━━ Study text

For most of my life, I believed that a healthy world – a world characterized by love and freedom, instead of by widespread emotional damage and tyranny – was an impossibility. Even thinking about such a world, much less longing for it, seemed a waste of time. There was nothing I wanted more, yet I could not get past the seeming impossibility of such a world.

Eventually it occurred to me that this was not a productive approach. I began letting myself think about the world I wanted, and forcing myself to see it as a real possibility. I let details of this world sink into my awareness; I thought through the implications of various aspects and approaches. I made the conscious choice to see creating such a world as a problem to be solved instead of as a poignant fantasy that could never be fulfilled.

I was surprised at how difficult this mental transition was.

One immediate hurdle was the unspoken prohibition against even acknowledging the desire for a world of love and freedom. I firmly believe that a world of love and freedom is exactly what every person is born expecting and needing, yet taking the idea seriously is suspect; it is seen as a sign one has gone over the edge, or at least wandered too far from the beaten path. A sane person accepts the world as it is – a vale of tears – and does not expect this basic character to ever change. Or so common opinion has it.


I have been trying to work on similar issues on two levels: for myself, as well as in my interactions with my children. MAL has occasionally accused me of sounding like Cartman’s mom, but that seems to me to be a not entirely deserved charge. I view my efforts as being more in line with Retta Fontana’s – trying to create and operate within a loving framework. It is sometimes very difficult for me, particularly since I am still trying to build or find my own inner peace. But I have found thus far that emotional honesty in a loving context works well. Which is not to say that this is easy, especially since my self-control doesn’t always measure up. These words from Fontana have been very helpful to me, though:

We must be the change we wish to see in the world. If we would know peace and freedom, we must offer those things, provided, of course, that freedom is recognized as the assumption of responsibility.

━━━━

## Prompt A
Answer these questions about the passage on a world of love and freedom, each on its own line:
(i) What surprised the writer about the mental transition?
(ii) According to common opinion, what does a sane person accept?
(iii) The writer's efforts are more in line with whose?
## Prompt B
In the paragraph of the passage on a world of love and freedom that begins "Eventually it occurred to me," what are all the things the writer says they did or made themselves do?
## Prompt C
Pick up the passage on a world of love and freedom after its final sentence and carry it forward.

━━ Dataset records

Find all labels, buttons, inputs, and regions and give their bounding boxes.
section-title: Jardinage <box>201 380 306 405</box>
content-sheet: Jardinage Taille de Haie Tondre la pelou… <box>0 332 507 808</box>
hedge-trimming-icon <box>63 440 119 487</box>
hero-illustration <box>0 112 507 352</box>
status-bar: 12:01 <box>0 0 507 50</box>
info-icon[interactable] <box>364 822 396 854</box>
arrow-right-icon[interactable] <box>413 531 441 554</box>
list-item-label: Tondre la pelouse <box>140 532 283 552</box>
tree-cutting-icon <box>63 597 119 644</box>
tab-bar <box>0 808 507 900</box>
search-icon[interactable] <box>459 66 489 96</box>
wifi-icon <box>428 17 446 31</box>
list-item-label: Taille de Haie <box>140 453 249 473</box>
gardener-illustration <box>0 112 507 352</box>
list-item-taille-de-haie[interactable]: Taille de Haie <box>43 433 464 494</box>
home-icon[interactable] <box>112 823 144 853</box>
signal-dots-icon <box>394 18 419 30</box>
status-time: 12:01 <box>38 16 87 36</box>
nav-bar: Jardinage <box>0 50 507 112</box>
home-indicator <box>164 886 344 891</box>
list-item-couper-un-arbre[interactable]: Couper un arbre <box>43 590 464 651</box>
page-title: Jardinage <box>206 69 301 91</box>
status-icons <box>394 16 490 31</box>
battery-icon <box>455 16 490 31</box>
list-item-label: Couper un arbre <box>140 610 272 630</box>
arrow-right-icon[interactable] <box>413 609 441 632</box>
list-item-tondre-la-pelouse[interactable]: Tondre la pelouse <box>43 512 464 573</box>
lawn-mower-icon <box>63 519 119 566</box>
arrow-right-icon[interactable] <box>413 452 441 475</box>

━━━━

## Written response A
(i) How difficult it was.
(ii) The world as it is, a vale of tears, without expecting its basic character to ever change.
(iii) Retta Fontana's.

## Written response B
- Began letting themselves think about the world they wanted
- Forced themselves to see it as a real possibility
- Let details of this world sink into their awareness
- Thought through the implications of various aspects and approaches
- Made the conscious choice to see creating such a world as a problem to be solved instead of as a poignant fantasy that could never be fulfilled

## Written response C
We must offer our children the dignity we wanted from our own parents. When I honestly and humbly ask for help from my children as I would any friend, their response is a beautiful thing. If I act with coercive force in our relationship, I alienate them as I would any friend. Drawing a line in the sand creates an equal and opposite reaction every single, stinking time.


I still teeter between taking certain parental actions because “that’s the way it’s been done for generations” and forging my own path based on my goal of raising my children to be successful adults in a more loving world. Seems to me that looking to the past for guidance can easily slide into an argument from authority conundrum; and I sometimes wonder how much of that “conventional wisdom” of prior generations is actually harmful psychological programming that few are able to successfully shed. Similarly, it seems to me that my and Lobo’s decision to unschool our children is but one of many ways parents can avoid a lot of the destructive programming that society can inflict on young minds.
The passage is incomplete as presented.